**TO BE DONE**
Copy the lines that follow, keeping every character the same.

■ ■ ■ ■ ■ ■ ■

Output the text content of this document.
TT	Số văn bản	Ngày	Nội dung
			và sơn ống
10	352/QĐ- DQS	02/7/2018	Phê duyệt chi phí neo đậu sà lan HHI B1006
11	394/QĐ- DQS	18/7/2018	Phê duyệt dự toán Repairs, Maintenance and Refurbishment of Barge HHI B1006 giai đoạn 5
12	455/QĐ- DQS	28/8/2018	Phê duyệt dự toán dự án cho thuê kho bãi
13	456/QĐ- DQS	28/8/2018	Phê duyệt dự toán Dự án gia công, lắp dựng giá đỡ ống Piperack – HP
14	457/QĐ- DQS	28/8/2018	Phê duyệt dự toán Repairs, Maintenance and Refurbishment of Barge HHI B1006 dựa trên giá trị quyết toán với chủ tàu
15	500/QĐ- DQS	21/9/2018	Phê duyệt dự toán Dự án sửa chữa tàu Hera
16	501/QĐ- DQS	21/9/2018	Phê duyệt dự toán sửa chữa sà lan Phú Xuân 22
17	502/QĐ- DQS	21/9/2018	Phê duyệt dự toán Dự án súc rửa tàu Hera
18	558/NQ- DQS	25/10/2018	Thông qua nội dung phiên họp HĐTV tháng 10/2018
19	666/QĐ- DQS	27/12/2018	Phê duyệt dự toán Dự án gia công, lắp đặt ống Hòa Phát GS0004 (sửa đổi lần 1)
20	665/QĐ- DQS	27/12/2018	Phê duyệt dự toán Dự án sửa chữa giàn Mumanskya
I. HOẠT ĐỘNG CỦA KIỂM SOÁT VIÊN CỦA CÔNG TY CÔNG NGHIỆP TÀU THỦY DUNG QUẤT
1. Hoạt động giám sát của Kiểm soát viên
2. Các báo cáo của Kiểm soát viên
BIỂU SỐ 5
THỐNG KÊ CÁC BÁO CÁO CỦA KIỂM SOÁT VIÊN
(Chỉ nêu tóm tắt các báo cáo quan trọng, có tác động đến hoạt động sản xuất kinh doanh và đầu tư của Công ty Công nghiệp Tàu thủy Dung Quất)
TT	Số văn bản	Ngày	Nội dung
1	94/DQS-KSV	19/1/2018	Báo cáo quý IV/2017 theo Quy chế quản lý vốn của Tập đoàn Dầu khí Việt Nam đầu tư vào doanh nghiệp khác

■ ■ ■ ■ ■ ■ ■

**EXERCISE RESULT**
Output the text content of this document.
TT	Số văn bản	Ngày	Nội dung
			và sơn ống
10	352/QĐ- DQS	02/7/2018	Phê duyệt chi phí neo đậu sà lan HHI B1006
11	394/QĐ- DQS	18/7/2018	Phê duyệt dự toán Repairs, Maintenance and Refurbishment of Barge HHI B1006 giai đoạn 5
12	455/QĐ- DQS	28/8/2018	Phê duyệt dự toán dự án cho thuê kho bãi
13	456/QĐ- DQS	28/8/2018	Phê duyệt dự toán Dự án gia công, lắp dựng giá đỡ ống Piperack – HP
14	457/QĐ- DQS	28/8/2018	Phê duyệt dự toán Repairs, Maintenance and Refurbishment of Barge HHI B1006 dựa trên giá trị quyết toán với chủ tàu
15	500/QĐ- DQS	21/9/2018	Phê duyệt dự toán Dự án sửa chữa tàu Hera
16	501/QĐ- DQS	21/9/2018	Phê duyệt dự toán sửa chữa sà lan Phú Xuân 22
17	502/QĐ- DQS	21/9/2018	Phê duyệt dự toán Dự án súc rửa tàu Hera
18	558/NQ- DQS	25/10/2018	Thông qua nội dung phiên họp HĐTV tháng 10/2018
19	666/QĐ- DQS	27/12/2018	Phê duyệt dự toán Dự án gia công, lắp đặt ống Hòa Phát GS0004 (sửa đổi lần 1)
20	665/QĐ- DQS	27/12/2018	Phê duyệt dự toán Dự án sửa chữa giàn Mumanskya
I. HOẠT ĐỘNG CỦA KIỂM SOÁT VIÊN CỦA CÔNG TY CÔNG NGHIỆP TÀU THỦY DUNG QUẤT
1. Hoạt động giám sát của Kiểm soát viên
2. Các báo cáo của Kiểm soát viên
BIỂU SỐ 5
THỐNG KÊ CÁC BÁO CÁO CỦA KIỂM SOÁT VIÊN
(Chỉ nêu tóm tắt các báo cáo quan trọng, có tác động đến hoạt động sản xuất kinh doanh và đầu tư của Công ty Công nghiệp Tàu thủy Dung Quất)
TT	Số văn bản	Ngày	Nội dung
1	94/DQS-KSV	19/1/2018	Báo cáo quý IV/2017 theo Quy chế quản lý vốn của Tập đoàn Dầu khí Việt Nam đầu tư vào doanh nghiệp khác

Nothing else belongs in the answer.